[Objective]
Starting at the beginning of the entries below and ending at the line that contains "Text: Revenue: Revenue [67, 519, 119, 531]", arrange those lines as a numbered list, omitting any blank lines.

[Data supplied]
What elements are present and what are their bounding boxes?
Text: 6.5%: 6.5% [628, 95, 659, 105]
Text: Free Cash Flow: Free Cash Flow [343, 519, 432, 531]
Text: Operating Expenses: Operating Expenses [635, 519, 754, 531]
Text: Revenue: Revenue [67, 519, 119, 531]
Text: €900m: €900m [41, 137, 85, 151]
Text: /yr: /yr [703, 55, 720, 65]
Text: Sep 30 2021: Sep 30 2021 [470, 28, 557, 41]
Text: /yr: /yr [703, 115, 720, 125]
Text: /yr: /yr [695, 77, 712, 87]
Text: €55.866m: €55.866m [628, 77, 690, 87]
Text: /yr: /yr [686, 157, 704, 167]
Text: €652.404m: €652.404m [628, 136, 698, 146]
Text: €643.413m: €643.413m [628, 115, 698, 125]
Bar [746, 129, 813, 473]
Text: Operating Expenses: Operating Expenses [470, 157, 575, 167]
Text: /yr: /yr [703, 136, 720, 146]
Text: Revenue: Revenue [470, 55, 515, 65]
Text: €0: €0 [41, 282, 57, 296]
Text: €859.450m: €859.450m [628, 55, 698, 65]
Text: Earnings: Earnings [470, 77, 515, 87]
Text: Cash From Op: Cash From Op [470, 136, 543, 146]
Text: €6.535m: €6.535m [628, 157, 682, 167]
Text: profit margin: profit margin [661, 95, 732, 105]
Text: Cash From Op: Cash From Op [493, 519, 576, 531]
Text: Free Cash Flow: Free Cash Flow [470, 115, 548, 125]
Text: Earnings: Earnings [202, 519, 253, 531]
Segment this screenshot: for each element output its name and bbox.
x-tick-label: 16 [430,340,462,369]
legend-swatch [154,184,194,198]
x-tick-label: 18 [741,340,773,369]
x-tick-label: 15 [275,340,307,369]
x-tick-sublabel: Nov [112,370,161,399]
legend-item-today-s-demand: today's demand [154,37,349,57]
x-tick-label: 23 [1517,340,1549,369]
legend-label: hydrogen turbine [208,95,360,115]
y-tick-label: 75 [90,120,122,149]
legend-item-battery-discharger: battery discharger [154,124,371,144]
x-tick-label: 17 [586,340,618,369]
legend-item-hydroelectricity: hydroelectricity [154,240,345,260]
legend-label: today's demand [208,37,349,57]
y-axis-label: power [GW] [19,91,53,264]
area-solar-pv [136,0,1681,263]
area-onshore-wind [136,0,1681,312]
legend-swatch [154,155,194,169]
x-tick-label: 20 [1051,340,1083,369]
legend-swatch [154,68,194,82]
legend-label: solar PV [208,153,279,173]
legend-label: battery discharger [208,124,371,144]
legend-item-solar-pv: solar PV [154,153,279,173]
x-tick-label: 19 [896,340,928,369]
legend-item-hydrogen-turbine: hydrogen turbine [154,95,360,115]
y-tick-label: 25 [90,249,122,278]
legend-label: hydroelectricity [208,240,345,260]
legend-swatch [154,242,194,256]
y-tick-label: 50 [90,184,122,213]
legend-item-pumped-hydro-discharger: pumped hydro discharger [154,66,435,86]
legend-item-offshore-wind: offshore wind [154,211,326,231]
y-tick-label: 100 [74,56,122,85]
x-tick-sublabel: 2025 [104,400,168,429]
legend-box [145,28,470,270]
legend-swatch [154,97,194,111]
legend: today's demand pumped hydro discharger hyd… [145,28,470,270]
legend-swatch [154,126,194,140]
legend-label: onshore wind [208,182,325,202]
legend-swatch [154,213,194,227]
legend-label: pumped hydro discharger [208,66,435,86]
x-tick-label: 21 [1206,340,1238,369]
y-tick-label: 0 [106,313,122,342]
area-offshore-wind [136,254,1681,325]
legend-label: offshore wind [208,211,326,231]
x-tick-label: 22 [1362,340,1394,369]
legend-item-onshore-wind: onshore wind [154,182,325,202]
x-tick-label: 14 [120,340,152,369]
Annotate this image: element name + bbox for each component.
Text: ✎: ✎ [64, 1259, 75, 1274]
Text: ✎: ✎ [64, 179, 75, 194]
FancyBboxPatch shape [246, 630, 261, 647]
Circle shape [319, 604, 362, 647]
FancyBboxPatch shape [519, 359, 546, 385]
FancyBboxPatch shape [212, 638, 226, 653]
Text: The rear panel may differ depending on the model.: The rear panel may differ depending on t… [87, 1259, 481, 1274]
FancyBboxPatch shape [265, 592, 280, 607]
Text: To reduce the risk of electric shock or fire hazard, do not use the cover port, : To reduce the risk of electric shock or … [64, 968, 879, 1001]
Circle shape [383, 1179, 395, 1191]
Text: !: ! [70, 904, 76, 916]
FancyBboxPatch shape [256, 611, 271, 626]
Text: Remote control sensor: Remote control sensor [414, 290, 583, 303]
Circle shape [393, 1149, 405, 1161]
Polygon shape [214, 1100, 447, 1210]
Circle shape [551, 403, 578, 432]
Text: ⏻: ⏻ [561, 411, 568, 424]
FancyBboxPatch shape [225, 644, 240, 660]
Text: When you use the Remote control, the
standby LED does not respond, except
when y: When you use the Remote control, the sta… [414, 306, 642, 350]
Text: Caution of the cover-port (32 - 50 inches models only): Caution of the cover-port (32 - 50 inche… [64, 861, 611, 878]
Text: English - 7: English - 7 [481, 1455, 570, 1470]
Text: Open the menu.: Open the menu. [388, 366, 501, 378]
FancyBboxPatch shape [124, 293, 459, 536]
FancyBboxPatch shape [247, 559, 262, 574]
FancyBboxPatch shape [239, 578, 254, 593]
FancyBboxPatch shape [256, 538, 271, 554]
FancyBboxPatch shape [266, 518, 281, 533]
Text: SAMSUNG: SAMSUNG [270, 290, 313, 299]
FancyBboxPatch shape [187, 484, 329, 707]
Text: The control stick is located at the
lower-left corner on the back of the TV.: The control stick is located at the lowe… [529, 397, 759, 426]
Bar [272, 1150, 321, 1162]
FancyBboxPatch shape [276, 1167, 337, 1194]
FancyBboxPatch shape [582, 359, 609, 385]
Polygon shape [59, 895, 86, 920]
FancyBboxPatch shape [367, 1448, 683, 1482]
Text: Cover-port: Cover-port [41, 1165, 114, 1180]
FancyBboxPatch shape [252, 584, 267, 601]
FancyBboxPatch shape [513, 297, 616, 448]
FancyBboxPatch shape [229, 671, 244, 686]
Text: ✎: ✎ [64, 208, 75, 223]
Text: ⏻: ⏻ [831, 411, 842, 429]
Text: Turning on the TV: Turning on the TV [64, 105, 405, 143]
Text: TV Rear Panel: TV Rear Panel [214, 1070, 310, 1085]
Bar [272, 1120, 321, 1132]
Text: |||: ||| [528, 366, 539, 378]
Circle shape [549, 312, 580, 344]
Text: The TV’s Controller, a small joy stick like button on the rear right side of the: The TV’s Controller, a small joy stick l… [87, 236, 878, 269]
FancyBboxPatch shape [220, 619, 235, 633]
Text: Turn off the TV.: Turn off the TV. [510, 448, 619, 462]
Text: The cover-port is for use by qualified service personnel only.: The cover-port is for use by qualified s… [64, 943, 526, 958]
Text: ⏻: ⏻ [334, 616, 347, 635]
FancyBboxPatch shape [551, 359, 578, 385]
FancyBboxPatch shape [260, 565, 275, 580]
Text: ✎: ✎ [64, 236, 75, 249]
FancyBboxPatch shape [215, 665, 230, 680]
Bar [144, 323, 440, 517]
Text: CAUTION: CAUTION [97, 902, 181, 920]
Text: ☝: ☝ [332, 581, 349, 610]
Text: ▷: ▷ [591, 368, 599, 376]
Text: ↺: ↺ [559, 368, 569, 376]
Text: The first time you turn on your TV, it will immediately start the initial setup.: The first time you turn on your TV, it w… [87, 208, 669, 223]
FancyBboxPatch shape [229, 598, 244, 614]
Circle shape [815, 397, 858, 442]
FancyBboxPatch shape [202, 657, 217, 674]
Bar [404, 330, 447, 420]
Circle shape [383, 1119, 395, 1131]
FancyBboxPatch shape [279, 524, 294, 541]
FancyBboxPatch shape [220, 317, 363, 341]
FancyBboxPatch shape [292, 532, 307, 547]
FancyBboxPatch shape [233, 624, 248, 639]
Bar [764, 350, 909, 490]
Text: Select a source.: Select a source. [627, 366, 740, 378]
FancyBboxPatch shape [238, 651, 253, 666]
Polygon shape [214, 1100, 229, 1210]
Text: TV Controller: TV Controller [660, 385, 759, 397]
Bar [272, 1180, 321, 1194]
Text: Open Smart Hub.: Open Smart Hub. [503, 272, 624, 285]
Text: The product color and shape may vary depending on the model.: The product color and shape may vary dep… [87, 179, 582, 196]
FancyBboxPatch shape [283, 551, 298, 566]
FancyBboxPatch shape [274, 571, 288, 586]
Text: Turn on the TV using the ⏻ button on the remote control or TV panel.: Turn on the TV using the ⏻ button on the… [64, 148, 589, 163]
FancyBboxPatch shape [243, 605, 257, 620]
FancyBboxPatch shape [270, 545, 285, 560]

[Solution to this task]
1. What elements are present and what are their bounding boxes?
2. Text: 6.5%: 6.5% [628, 95, 659, 105]
3. Text: Free Cash Flow: Free Cash Flow [343, 519, 432, 531]
4. Text: Operating Expenses: Operating Expenses [635, 519, 754, 531]
5. Text: Revenue: Revenue [67, 519, 119, 531]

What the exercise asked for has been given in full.